- **Exercise**: Find every line with the string "Bold" in it, count them, and reply with that count only.

____ Raw records

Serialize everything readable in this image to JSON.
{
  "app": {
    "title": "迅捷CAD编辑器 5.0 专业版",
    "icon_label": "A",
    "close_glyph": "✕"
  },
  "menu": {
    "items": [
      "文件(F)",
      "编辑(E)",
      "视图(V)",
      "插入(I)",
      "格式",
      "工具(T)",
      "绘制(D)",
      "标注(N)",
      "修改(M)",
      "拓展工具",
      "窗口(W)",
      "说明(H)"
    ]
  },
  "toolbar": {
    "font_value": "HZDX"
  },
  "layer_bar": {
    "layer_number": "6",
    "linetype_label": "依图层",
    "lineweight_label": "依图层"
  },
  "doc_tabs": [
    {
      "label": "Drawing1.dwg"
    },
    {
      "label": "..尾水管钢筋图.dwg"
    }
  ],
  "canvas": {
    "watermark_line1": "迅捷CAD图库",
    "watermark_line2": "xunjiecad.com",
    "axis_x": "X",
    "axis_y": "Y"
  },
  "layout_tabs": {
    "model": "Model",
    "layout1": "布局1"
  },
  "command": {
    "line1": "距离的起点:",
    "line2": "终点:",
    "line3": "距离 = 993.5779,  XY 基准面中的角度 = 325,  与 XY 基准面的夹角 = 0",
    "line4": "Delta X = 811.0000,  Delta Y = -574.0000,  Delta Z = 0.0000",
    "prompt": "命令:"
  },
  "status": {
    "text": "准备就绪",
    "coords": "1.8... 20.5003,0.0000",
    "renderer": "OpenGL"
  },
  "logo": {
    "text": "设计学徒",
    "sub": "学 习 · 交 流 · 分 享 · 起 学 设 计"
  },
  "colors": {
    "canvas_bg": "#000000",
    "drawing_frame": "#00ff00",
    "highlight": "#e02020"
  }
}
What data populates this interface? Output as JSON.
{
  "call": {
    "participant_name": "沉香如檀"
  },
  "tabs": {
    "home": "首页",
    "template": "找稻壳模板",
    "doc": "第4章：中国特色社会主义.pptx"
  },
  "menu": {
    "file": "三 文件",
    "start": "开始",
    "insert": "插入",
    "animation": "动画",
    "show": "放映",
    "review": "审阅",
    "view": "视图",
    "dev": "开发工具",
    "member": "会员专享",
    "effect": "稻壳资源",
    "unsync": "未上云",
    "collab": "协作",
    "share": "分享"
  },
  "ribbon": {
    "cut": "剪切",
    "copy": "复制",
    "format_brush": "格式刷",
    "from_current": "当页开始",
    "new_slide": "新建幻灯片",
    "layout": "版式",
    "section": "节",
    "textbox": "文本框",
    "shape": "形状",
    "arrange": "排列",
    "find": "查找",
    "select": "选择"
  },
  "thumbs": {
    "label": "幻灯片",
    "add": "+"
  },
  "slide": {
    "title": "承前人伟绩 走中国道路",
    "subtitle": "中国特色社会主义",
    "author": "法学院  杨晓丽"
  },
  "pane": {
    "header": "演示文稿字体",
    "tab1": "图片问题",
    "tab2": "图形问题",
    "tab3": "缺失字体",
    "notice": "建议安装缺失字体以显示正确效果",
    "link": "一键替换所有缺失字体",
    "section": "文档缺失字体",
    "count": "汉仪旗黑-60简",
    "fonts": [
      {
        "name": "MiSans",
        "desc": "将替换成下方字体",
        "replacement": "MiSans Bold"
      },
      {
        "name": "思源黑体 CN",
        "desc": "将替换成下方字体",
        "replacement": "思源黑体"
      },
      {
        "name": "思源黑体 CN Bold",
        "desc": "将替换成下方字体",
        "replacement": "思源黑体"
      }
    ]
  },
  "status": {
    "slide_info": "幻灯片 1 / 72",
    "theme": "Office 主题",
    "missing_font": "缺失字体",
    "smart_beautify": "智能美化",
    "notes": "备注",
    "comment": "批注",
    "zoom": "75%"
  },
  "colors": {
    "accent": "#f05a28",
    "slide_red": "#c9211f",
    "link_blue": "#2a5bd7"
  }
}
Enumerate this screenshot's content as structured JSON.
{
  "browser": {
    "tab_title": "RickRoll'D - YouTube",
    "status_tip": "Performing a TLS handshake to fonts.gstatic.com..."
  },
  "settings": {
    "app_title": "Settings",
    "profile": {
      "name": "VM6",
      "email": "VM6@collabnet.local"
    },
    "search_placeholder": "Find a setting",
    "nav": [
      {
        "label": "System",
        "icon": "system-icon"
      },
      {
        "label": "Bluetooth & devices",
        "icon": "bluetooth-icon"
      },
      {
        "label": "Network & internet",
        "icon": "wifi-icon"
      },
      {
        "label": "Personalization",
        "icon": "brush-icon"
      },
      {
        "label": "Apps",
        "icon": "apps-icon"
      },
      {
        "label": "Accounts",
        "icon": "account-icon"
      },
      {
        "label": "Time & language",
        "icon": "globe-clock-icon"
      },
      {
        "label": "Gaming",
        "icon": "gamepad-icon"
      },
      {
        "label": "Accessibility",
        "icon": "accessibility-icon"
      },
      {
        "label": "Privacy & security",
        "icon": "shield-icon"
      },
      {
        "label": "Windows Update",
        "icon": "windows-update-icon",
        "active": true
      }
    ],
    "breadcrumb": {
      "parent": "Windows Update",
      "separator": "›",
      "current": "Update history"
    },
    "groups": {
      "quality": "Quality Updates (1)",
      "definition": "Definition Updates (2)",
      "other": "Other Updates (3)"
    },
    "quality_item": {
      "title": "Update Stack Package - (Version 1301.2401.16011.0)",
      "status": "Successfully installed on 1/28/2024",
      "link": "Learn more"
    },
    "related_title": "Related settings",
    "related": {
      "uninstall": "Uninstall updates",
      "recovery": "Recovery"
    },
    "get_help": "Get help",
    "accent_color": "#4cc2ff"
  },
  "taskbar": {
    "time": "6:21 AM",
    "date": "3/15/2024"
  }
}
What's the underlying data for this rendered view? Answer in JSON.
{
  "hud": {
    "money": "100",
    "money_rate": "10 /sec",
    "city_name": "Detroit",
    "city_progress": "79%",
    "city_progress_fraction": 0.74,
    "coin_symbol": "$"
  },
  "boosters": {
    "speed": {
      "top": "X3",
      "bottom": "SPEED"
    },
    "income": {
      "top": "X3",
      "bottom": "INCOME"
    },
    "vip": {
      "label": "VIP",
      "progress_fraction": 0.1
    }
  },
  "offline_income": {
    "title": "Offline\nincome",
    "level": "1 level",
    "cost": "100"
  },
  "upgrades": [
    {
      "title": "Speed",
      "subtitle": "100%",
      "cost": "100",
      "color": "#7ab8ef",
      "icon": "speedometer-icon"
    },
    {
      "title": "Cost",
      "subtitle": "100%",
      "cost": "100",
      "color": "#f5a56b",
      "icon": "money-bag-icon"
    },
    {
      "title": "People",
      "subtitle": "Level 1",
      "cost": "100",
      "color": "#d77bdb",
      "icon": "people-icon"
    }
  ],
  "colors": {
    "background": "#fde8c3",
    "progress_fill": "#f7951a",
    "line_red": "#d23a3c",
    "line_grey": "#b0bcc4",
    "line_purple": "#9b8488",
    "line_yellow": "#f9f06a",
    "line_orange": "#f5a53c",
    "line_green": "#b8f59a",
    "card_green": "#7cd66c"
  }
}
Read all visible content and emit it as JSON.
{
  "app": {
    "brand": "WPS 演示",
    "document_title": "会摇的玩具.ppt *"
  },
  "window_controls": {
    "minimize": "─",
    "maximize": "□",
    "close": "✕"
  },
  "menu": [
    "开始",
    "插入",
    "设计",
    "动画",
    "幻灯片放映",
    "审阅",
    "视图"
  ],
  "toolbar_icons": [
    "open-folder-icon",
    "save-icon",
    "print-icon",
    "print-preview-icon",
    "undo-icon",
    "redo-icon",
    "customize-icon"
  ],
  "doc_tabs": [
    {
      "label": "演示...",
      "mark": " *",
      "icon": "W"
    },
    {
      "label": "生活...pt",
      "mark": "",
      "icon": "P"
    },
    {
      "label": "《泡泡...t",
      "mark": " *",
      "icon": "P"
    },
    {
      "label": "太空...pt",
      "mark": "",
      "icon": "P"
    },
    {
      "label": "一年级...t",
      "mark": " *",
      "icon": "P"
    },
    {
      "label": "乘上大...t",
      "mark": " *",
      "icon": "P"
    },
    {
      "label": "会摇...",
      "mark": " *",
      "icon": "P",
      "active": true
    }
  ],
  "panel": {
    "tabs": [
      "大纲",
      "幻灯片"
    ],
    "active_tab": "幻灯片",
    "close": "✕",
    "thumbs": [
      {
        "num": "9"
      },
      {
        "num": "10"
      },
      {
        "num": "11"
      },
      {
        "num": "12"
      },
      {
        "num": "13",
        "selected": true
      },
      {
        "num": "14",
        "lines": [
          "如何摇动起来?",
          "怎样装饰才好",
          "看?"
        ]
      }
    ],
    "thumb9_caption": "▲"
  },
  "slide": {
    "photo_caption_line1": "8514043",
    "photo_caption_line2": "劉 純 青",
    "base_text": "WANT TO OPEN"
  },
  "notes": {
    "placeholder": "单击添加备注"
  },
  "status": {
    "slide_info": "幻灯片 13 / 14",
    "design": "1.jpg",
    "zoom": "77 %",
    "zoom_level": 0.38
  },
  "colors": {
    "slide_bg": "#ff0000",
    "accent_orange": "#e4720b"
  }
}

________

- **Exercise solution**: 2